■ What you have to do
Repeat every line of the listing below exactly, minus the pictures.

■ Rows
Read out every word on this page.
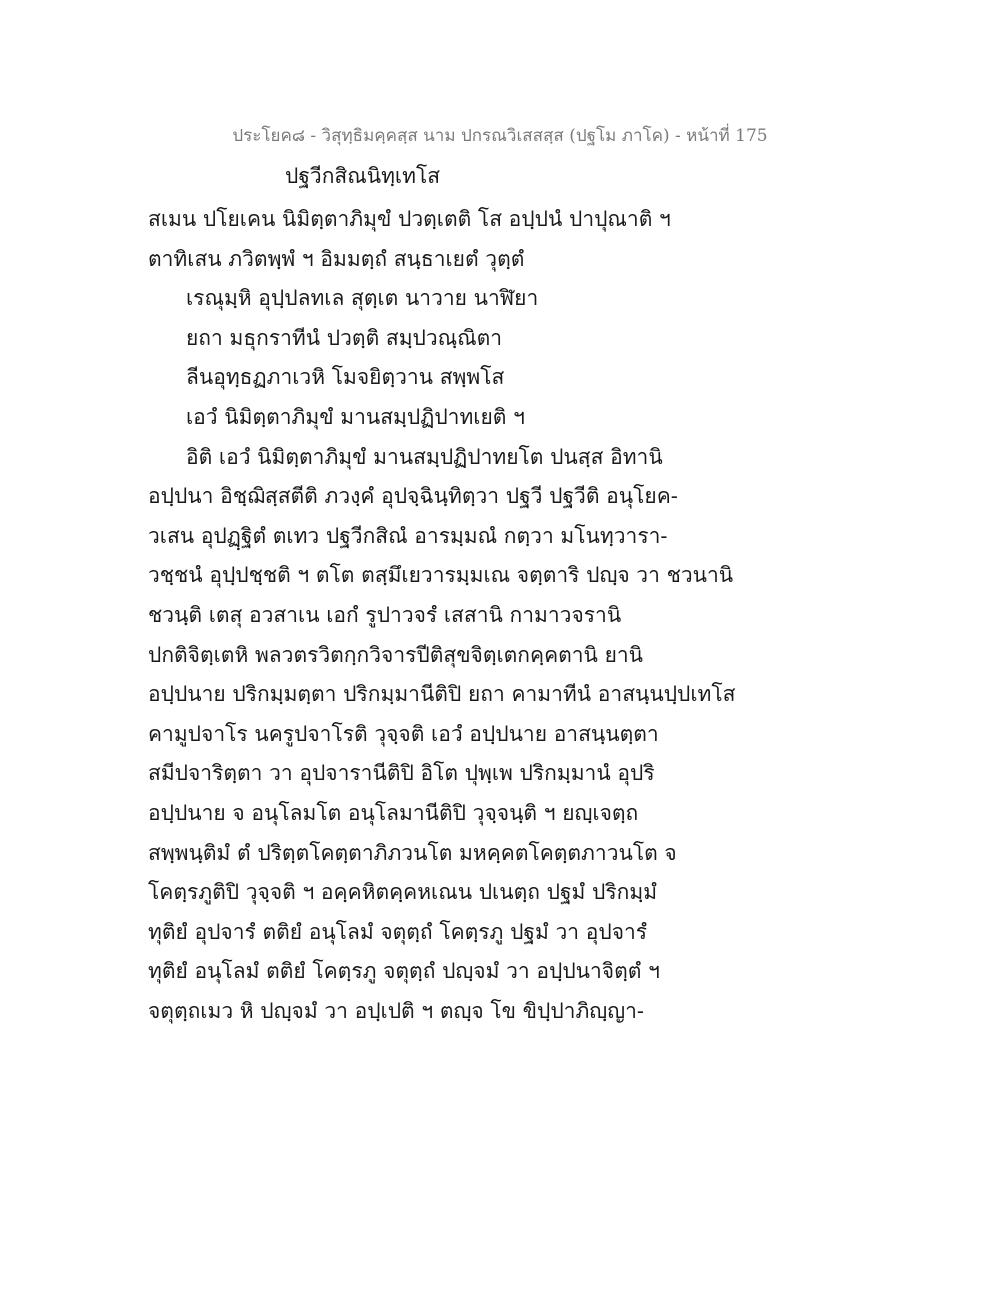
ประโยค๘ - วิสุทฺธิมคฺคสฺส นาม ปกรณวิเสสสฺส (ปฐโม ภาโค) - หน้าที่ 175
ปฐวีกสิณนิทฺเทโส
สเมน ปโยเคน นิมิตฺตาภิมุขํ ปวตฺเตติ โส อปฺปนํ ปาปุณาติ ฯ
ตาทิเสน ภวิตพฺพํ ฯ อิมมตฺถํ สนฺธาเยตํ วุตฺตํ
เรณุมฺหิ อุปฺปลทเล สุตฺเต นาวาย นาฬิยา
ยถา มธุกราทีนํ ปวตฺติ สมฺปวณฺณิตา
ลีนอุทฺธฏภาเวหิ โมจยิตฺวาน สพฺพโส
เอวํ นิมิตฺตาภิมุขํ มานสมฺปฏิปาทเยติ ฯ
อิติ เอวํ นิมิตฺตาภิมุขํ มานสมฺปฏิปาทยโต ปนสฺส อิทานิ
อปฺปนา อิชฺฌิสฺสตีติ ภวงฺคํ อุปจฺฉินฺทิตฺวา ปฐวี ปฐวีติ อนุโยค-
วเสน อุปฏฺฐิตํ ตเทว ปฐวีกสิณํ อารมฺมณํ กตฺวา มโนทฺวารา-
วชฺชนํ อุปฺปชฺชติ ฯ ตโต ตสฺมึเยวารมฺมเณ จตฺตาริ ปญฺจ วา ชวนานิ
ชวนฺติ เตสุ อวสาเน เอกํ รูปาวจรํ เสสานิ กามาวจรานิ
ปกติจิตฺเตหิ พลวตรวิตกฺกวิจารปีติสุขจิตฺเตกคฺคตานิ ยานิ
อปฺปนาย ปริกมฺมตฺตา ปริกมฺมานีติปิ ยถา คามาทีนํ อาสนฺนปฺปเทโส
คามูปจาโร นครูปจาโรติ วุจฺจติ เอวํ อปฺปนาย อาสนฺนตฺตา
สมีปจาริตฺตา วา อุปจารานีติปิ อิโต ปุพฺเพ ปริกมฺมานํ อุปริ
อปฺปนาย จ อนุโลมโต อนุโลมานีติปิ วุจฺจนฺติ ฯ ยญฺเจตฺถ
สพฺพนฺติมํ ตํ ปริตฺตโคตฺตาภิภวนโต มหคฺคตโคตฺตภาวนโต จ
โคตฺรภูติปิ วุจฺจติ ฯ อคฺคหิตคฺคหเณน ปเนตฺถ ปฐมํ ปริกมฺมํ
ทุติยํ อุปจารํ ตติยํ อนุโลมํ จตุตฺถํ โคตฺรภู ปฐมํ วา อุปจารํ
ทุติยํ อนุโลมํ ตติยํ โคตฺรภู จตุตฺถํ ปญฺจมํ วา อปฺปนาจิตฺตํ ฯ
จตุตฺถเมว หิ ปญฺจมํ วา อปฺเปติ ฯ ตญฺจ โข ขิปฺปาภิญฺญา-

■ Reply
Read out every word on this page.
ประโยค๘ - วิสุทฺธิมคฺคสฺส นาม ปกรณวิเสสสฺส (ปฐโม ภาโค) - หน้าที่ 175
ปฐวีกสิณนิทฺเทโส
สเมน ปโยเคน นิมิตฺตาภิมุขํ ปวตฺเตติ โส อปฺปนํ ปาปุณาติ ฯ
ตาทิเสน ภวิตพฺพํ ฯ อิมมตฺถํ สนฺธาเยตํ วุตฺตํ
เรณุมฺหิ อุปฺปลทเล สุตฺเต นาวาย นาฬิยา
ยถา มธุกราทีนํ ปวตฺติ สมฺปวณฺณิตา
ลีนอุทฺธฏภาเวหิ โมจยิตฺวาน สพฺพโส
เอวํ นิมิตฺตาภิมุขํ มานสมฺปฏิปาทเยติ ฯ
อิติ เอวํ นิมิตฺตาภิมุขํ มานสมฺปฏิปาทยโต ปนสฺส อิทานิ
อปฺปนา อิชฺฌิสฺสตีติ ภวงฺคํ อุปจฺฉินฺทิตฺวา ปฐวี ปฐวีติ อนุโยค-
วเสน อุปฏฺฐิตํ ตเทว ปฐวีกสิณํ อารมฺมณํ กตฺวา มโนทฺวารา-
วชฺชนํ อุปฺปชฺชติ ฯ ตโต ตสฺมึเยวารมฺมเณ จตฺตาริ ปญฺจ วา ชวนานิ
ชวนฺติ เตสุ อวสาเน เอกํ รูปาวจรํ เสสานิ กามาวจรานิ
ปกติจิตฺเตหิ พลวตรวิตกฺกวิจารปีติสุขจิตฺเตกคฺคตานิ ยานิ
อปฺปนาย ปริกมฺมตฺตา ปริกมฺมานีติปิ ยถา คามาทีนํ อาสนฺนปฺปเทโส
คามูปจาโร นครูปจาโรติ วุจฺจติ เอวํ อปฺปนาย อาสนฺนตฺตา
สมีปจาริตฺตา วา อุปจารานีติปิ อิโต ปุพฺเพ ปริกมฺมานํ อุปริ
อปฺปนาย จ อนุโลมโต อนุโลมานีติปิ วุจฺจนฺติ ฯ ยญฺเจตฺถ
สพฺพนฺติมํ ตํ ปริตฺตโคตฺตาภิภวนโต มหคฺคตโคตฺตภาวนโต จ
โคตฺรภูติปิ วุจฺจติ ฯ อคฺคหิตคฺคหเณน ปเนตฺถ ปฐมํ ปริกมฺมํ
ทุติยํ อุปจารํ ตติยํ อนุโลมํ จตุตฺถํ โคตฺรภู ปฐมํ วา อุปจารํ
ทุติยํ อนุโลมํ ตติยํ โคตฺรภู จตุตฺถํ ปญฺจมํ วา อปฺปนาจิตฺตํ ฯ
จตุตฺถเมว หิ ปญฺจมํ วา อปฺเปติ ฯ ตญฺจ โข ขิปฺปาภิญฺญา-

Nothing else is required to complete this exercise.